# [STORED RECORDS]
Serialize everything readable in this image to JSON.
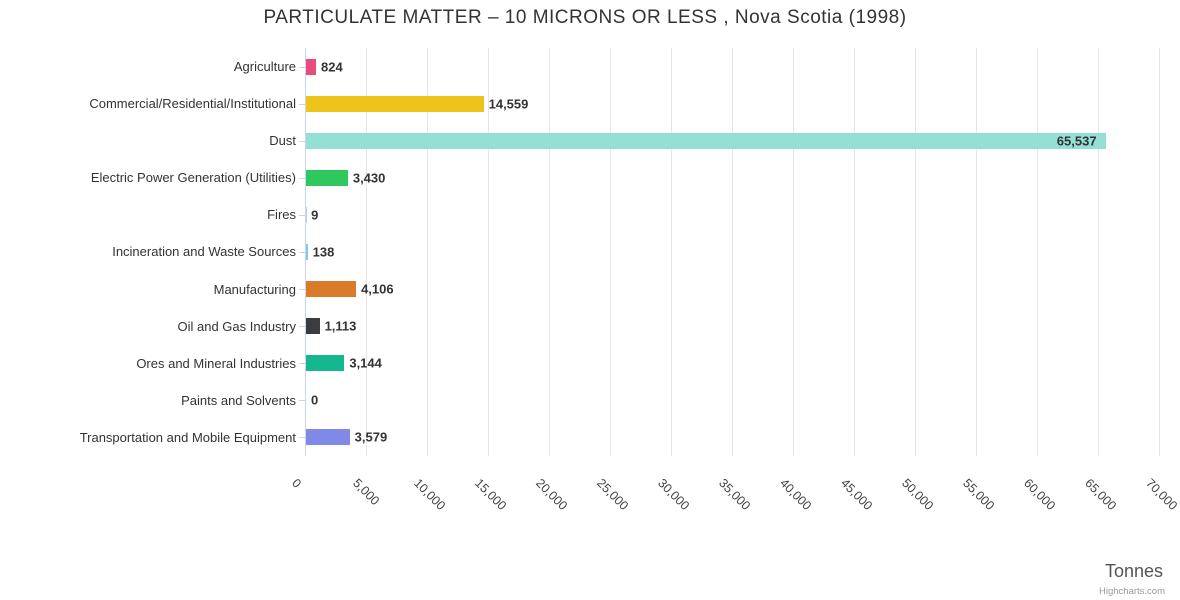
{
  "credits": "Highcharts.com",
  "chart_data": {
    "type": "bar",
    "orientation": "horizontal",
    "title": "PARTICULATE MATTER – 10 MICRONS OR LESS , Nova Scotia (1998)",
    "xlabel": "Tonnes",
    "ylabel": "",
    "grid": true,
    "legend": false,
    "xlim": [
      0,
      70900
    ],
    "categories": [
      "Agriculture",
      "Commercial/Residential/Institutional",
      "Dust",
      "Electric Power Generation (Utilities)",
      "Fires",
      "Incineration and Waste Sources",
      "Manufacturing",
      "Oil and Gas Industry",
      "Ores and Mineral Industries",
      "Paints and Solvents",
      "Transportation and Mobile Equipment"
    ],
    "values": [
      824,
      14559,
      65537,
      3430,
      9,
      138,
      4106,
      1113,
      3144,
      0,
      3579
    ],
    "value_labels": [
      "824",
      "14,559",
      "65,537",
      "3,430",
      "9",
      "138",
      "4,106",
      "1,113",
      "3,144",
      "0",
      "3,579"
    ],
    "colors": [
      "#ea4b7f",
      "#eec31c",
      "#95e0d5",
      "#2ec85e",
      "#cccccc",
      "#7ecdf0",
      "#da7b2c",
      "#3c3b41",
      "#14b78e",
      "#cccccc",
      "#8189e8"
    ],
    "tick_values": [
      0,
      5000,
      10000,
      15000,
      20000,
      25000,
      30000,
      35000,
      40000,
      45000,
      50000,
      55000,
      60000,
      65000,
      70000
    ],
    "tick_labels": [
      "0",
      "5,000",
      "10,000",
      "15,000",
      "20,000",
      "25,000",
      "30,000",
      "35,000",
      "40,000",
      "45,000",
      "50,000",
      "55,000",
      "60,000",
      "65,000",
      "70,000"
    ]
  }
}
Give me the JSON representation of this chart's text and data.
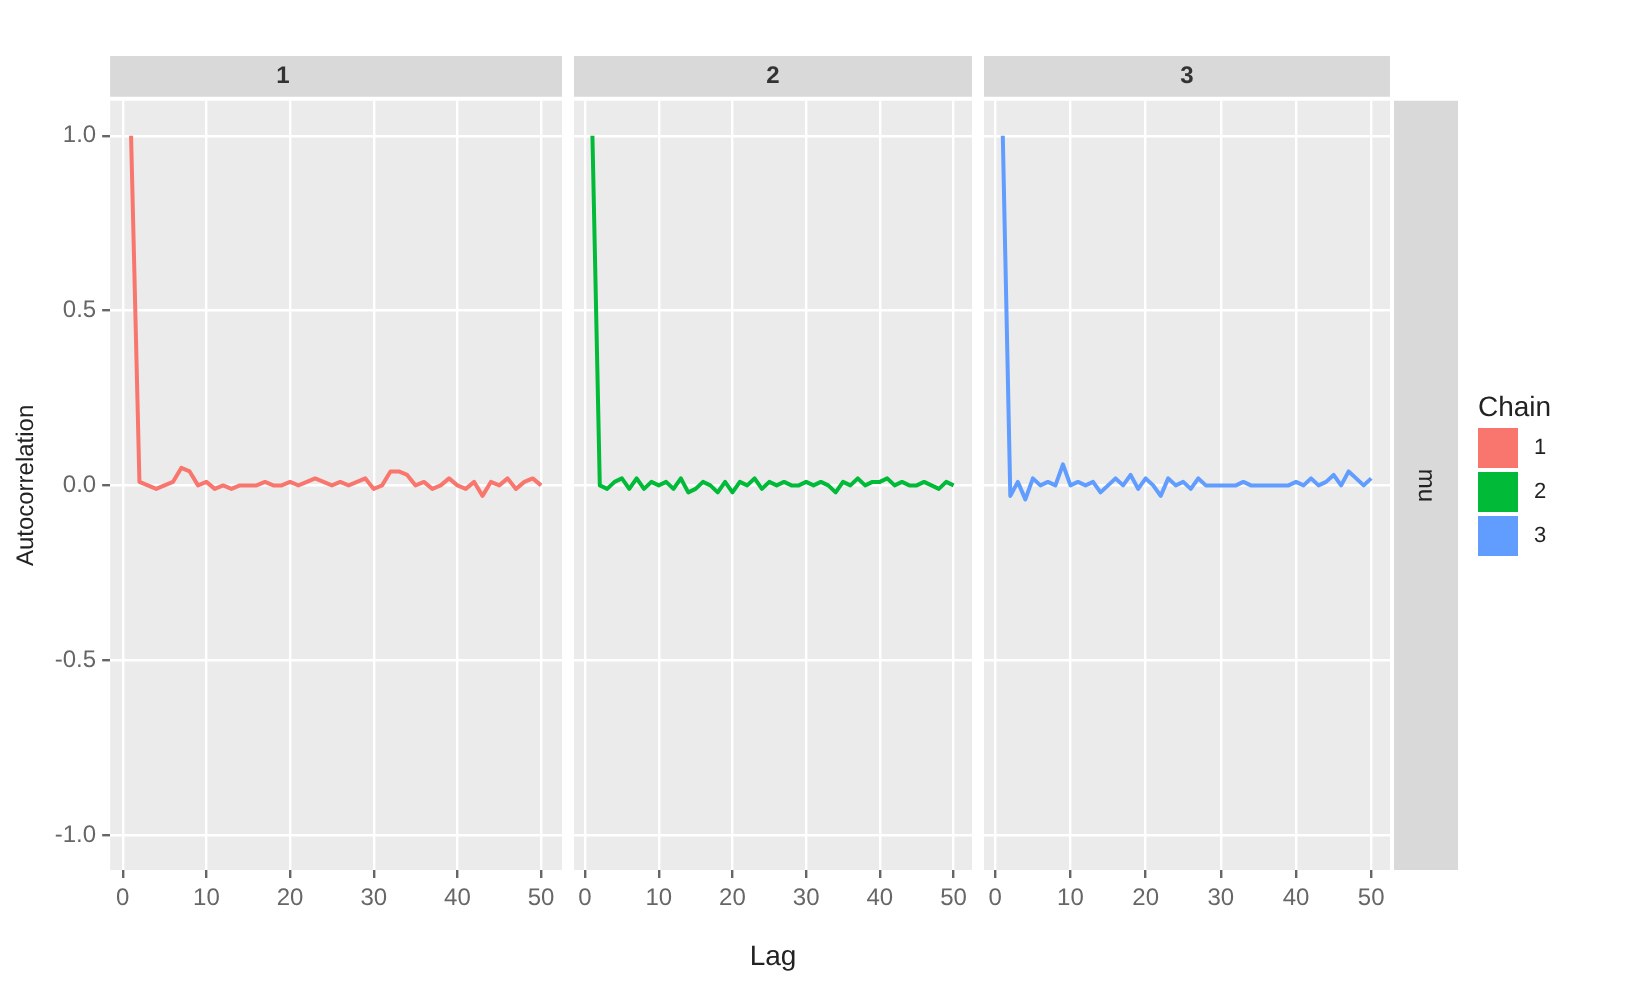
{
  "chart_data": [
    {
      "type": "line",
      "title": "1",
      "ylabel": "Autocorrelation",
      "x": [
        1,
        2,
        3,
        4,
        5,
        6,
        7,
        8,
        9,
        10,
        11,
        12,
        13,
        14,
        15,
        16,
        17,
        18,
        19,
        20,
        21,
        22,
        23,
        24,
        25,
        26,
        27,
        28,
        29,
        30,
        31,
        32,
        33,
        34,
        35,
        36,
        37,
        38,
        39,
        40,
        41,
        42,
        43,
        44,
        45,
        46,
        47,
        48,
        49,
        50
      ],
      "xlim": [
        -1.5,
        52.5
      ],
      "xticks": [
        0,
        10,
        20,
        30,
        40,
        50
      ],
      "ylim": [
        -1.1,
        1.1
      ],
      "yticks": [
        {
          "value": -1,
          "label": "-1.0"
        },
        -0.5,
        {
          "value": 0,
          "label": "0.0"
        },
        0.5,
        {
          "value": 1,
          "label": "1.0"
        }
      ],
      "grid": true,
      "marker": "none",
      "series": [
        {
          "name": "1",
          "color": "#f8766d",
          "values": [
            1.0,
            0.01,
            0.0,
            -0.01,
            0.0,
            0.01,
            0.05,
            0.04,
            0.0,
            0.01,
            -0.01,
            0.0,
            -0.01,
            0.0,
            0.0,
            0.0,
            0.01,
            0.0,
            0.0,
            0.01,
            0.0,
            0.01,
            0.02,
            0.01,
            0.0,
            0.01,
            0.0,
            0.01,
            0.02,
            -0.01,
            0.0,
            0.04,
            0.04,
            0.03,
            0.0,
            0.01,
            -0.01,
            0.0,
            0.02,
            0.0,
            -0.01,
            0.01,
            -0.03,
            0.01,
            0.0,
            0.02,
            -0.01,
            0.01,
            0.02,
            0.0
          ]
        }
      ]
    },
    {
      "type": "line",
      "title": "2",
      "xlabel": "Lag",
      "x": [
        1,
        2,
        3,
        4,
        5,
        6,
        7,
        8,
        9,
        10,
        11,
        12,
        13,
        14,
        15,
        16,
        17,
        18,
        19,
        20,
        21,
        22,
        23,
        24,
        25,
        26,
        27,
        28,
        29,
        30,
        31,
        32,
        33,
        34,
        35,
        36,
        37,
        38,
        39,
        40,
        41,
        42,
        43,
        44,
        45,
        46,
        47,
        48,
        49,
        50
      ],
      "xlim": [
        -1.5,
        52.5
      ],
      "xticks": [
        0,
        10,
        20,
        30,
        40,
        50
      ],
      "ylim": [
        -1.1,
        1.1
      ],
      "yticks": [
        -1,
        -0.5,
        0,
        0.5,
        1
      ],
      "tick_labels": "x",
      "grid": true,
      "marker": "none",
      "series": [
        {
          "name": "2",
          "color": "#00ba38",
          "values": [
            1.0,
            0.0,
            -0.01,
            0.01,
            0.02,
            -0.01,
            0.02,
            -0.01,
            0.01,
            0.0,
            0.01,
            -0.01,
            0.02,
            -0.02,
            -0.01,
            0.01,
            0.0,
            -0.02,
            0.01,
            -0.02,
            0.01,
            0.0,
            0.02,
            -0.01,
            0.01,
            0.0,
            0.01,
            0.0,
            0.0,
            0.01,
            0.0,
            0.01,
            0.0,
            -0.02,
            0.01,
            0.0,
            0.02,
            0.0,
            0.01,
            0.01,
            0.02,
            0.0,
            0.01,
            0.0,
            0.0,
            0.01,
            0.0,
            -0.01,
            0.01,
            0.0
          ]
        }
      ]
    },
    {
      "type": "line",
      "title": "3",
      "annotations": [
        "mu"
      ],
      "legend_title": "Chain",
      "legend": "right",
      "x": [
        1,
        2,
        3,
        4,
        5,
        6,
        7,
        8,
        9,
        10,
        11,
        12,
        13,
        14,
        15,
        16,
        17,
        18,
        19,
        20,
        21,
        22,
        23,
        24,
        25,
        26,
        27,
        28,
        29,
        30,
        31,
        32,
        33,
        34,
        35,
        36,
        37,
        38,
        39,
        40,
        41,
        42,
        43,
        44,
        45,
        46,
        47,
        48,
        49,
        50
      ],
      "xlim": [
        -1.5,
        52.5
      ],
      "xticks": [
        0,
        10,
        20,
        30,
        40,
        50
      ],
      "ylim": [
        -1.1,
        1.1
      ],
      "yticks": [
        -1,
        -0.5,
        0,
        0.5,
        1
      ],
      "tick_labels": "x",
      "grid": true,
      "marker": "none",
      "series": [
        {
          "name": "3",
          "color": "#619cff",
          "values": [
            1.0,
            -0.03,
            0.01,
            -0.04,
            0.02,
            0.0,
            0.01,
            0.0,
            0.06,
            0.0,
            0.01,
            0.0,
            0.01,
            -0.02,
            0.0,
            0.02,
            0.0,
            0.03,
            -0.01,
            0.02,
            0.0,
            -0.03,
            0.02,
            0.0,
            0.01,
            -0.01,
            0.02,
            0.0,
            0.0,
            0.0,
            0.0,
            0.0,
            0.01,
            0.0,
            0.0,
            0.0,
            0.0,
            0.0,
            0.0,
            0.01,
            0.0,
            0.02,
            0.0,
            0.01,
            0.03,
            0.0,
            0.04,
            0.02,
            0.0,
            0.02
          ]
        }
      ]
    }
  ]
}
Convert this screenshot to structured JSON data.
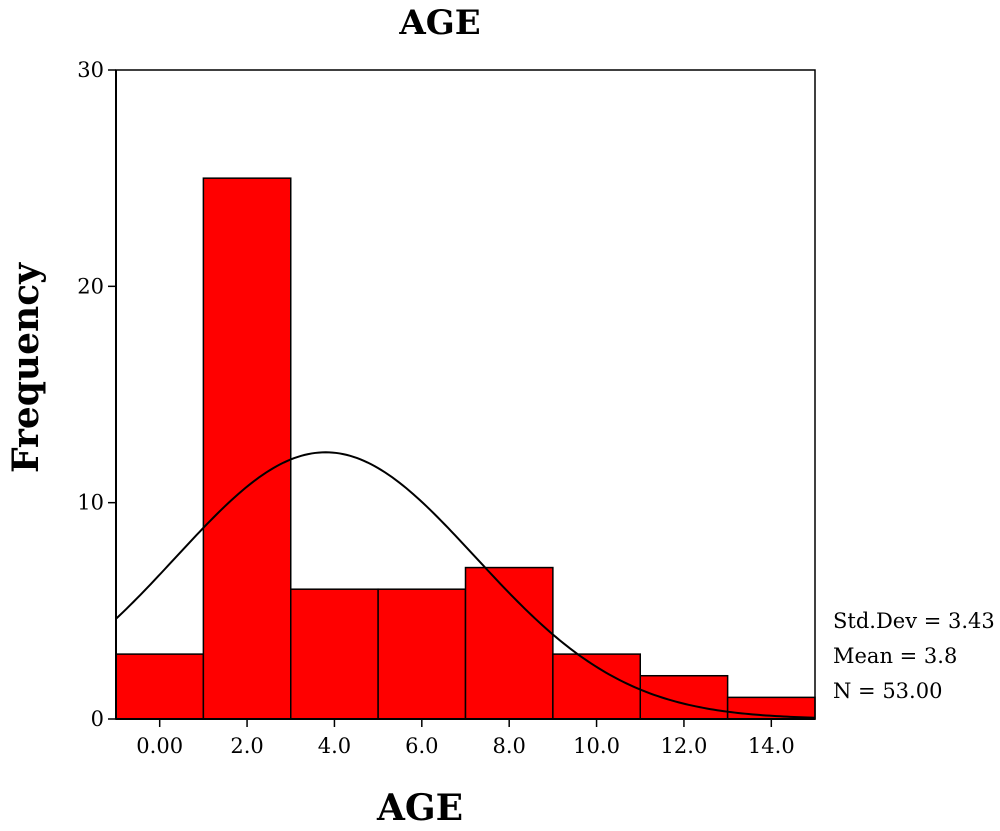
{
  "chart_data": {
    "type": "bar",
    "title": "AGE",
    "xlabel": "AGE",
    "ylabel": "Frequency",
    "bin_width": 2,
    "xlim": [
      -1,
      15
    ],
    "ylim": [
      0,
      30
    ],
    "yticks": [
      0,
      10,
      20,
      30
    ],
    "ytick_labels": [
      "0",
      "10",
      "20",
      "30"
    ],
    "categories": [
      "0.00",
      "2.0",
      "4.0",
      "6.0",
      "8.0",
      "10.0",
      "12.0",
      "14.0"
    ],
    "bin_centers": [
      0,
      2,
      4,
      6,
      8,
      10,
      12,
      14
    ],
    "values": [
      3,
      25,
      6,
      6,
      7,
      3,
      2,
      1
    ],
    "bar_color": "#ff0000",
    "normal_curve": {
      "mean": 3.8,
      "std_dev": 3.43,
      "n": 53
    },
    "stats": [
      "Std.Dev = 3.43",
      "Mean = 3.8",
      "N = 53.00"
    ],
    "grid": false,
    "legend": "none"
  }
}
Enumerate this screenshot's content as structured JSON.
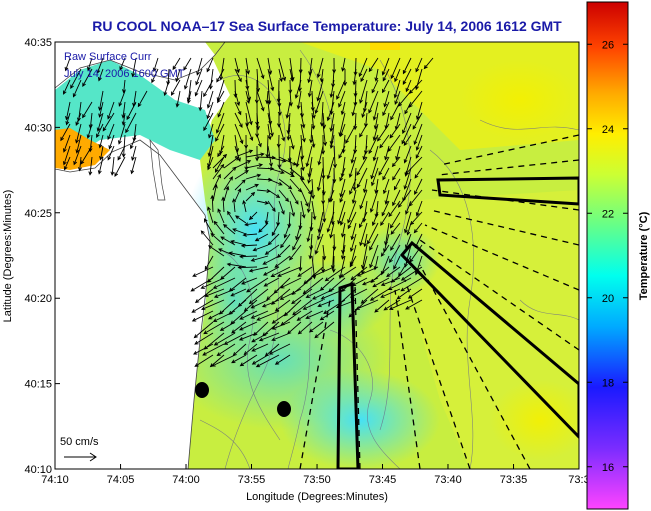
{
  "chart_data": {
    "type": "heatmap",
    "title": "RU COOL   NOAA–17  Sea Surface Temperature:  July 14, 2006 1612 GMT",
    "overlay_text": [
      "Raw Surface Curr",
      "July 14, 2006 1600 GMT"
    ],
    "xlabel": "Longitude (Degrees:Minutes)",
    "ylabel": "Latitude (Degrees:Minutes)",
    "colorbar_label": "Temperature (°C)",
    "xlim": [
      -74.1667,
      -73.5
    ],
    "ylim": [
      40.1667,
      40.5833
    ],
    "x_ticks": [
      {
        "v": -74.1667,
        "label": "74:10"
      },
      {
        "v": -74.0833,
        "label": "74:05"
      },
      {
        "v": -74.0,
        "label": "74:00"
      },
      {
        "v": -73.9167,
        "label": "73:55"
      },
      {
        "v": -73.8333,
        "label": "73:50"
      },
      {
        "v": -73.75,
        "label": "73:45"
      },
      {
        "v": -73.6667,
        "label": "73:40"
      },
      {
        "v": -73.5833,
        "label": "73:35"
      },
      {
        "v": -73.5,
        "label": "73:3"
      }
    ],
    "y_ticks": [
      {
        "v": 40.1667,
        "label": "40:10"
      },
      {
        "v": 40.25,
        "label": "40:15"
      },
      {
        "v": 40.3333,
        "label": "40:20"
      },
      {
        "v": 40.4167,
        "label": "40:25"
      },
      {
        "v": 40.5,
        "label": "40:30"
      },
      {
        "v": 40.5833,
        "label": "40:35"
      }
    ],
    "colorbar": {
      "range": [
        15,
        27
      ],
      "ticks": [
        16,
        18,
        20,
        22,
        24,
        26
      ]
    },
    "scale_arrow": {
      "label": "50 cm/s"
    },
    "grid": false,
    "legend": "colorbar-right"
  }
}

# [TASK OBJECTIVE]
Copy each line of the data above that holds "xlabel".

# [EXERCISE OUTPUT]
    "xlabel": "Tonnes",
      "xlabel": "Lag",
    "xlabel": "AGE",
    "xlabel": "Longitude (Degrees:Minutes)",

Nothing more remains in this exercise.